[ENTRI YANG DIPAKAI]

☆ ☆ ☆ ☆ ☆ ☆ ☆

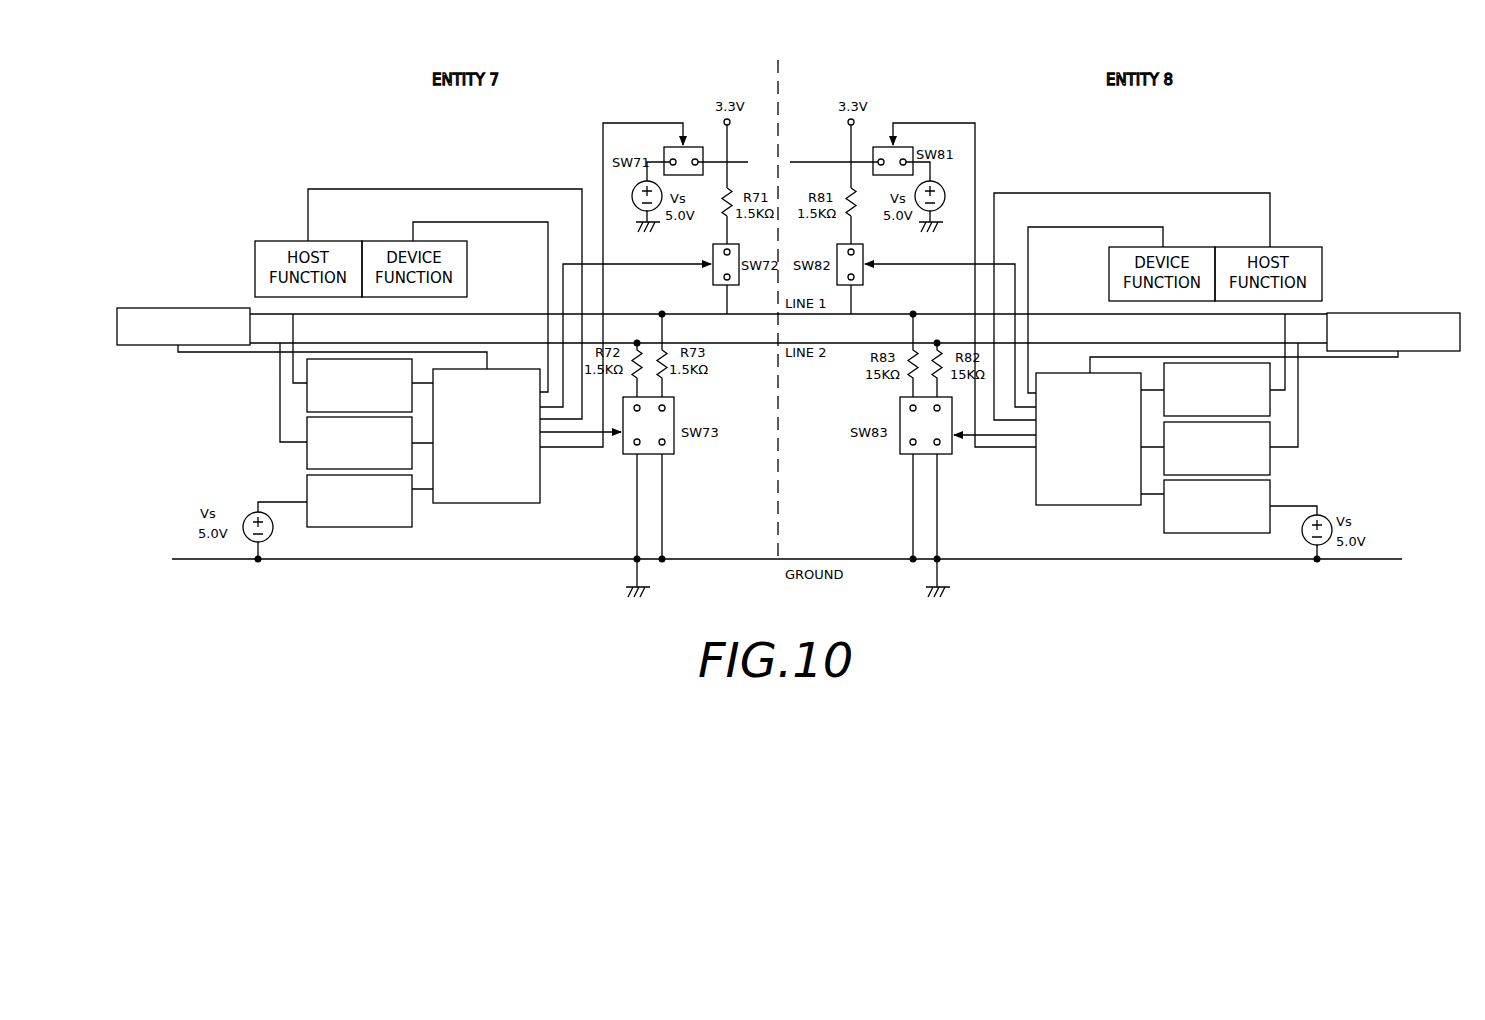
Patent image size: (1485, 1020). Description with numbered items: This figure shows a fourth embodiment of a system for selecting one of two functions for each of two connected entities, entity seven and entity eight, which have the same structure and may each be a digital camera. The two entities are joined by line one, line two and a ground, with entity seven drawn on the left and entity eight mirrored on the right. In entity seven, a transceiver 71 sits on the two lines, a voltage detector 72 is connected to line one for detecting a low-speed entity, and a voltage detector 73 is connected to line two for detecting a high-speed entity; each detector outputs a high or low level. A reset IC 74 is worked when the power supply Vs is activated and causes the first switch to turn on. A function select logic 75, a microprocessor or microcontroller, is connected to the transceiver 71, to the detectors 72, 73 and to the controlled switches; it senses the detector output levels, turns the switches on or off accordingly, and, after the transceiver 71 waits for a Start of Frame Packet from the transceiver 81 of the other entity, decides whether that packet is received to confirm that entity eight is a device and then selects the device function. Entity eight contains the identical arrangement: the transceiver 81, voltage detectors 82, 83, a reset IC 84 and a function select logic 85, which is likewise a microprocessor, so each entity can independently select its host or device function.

The transceiver 71 is at (203, 308).
The voltage detector 72 is at (307, 402).
The voltage detector 73 is at (307, 457).
The reset IC 74 is at (375, 527).
The function select logic 75 is at (513, 503).
The transceiver 81 is at (1373, 313).
The voltage detector 82 is at (1203, 363).
The voltage detector 83 is at (1270, 463).
The reset IC 84 is at (1270, 492).
The function select logic 85 is at (1057, 373).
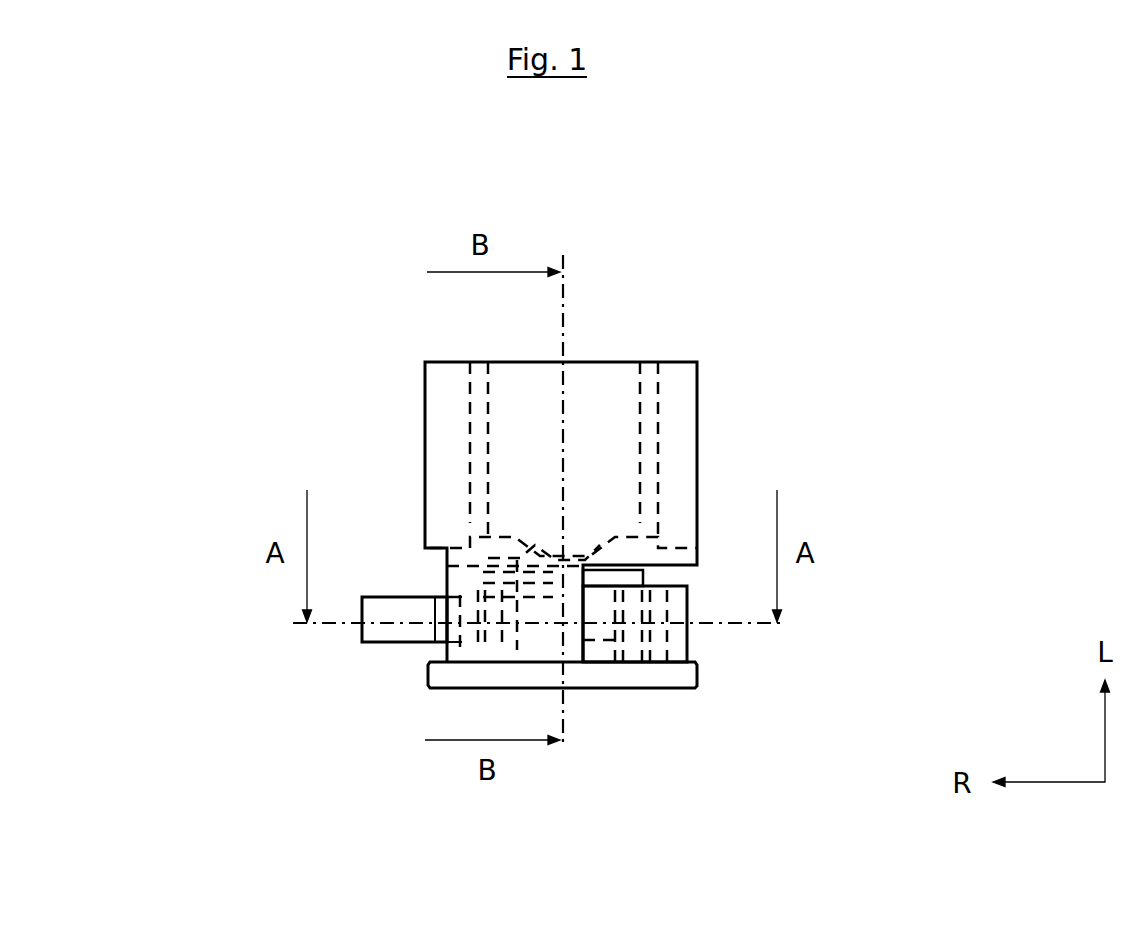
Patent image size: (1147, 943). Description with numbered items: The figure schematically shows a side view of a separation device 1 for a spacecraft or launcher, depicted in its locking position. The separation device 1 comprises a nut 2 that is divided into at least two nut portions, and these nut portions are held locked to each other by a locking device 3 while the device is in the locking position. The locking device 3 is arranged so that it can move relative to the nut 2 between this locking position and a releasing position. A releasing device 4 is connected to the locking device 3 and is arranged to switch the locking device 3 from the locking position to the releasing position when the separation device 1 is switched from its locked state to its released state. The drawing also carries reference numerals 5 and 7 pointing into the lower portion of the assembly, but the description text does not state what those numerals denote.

The separation device 1 is at (237, 298).
The nut 2 is at (600, 650).
The locking device 3 is at (690, 635).
The releasing device 4 is at (352, 641).
The circuit board 5 is at (660, 643).
The sensor element 7 is at (635, 643).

☆ ☆ ☆ ☆ ☆ ☆ ☆

[SOAL] Pilih semua baris dalam entri di atas yang memuat kata "reset". Huruf besar dan kecil dibedakan.

[JAWABAN LATIHAN]
Patent image size: (1485, 1020). Description with numbered items: This figure shows a fourth embodiment of a system for selecting one of two functions for each of two connected entities, entity seven and entity eight, which have the same structure and may each be a digital camera. The two entities are joined by line one, line two and a ground, with entity seven drawn on the left and entity eight mirrored on the right. In entity seven, a transceiver 71 sits on the two lines, a voltage detector 72 is connected to line one for detecting a low-speed entity, and a voltage detector 73 is connected to line two for detecting a high-speed entity; each detector outputs a high or low level. A reset IC 74 is worked when the power supply Vs is activated and causes the first switch to turn on. A function select logic 75, a microprocessor or microcontroller, is connected to the transceiver 71, to the detectors 72, 73 and to the controlled switches; it senses the detector output levels, turns the switches on or off accordingly, and, after the transceiver 71 waits for a Start of Frame Packet from the transceiver 81 of the other entity, decides whether that packet is received to confirm that entity eight is a device and then selects the device function. Entity eight contains the identical arrangement: the transceiver 81, voltage detectors 82, 83, a reset IC 84 and a function select logic 85, which is likewise a microprocessor, so each entity can independently select its host or device function.
The reset IC 74 is at (375, 527).
The reset IC 84 is at (1270, 492).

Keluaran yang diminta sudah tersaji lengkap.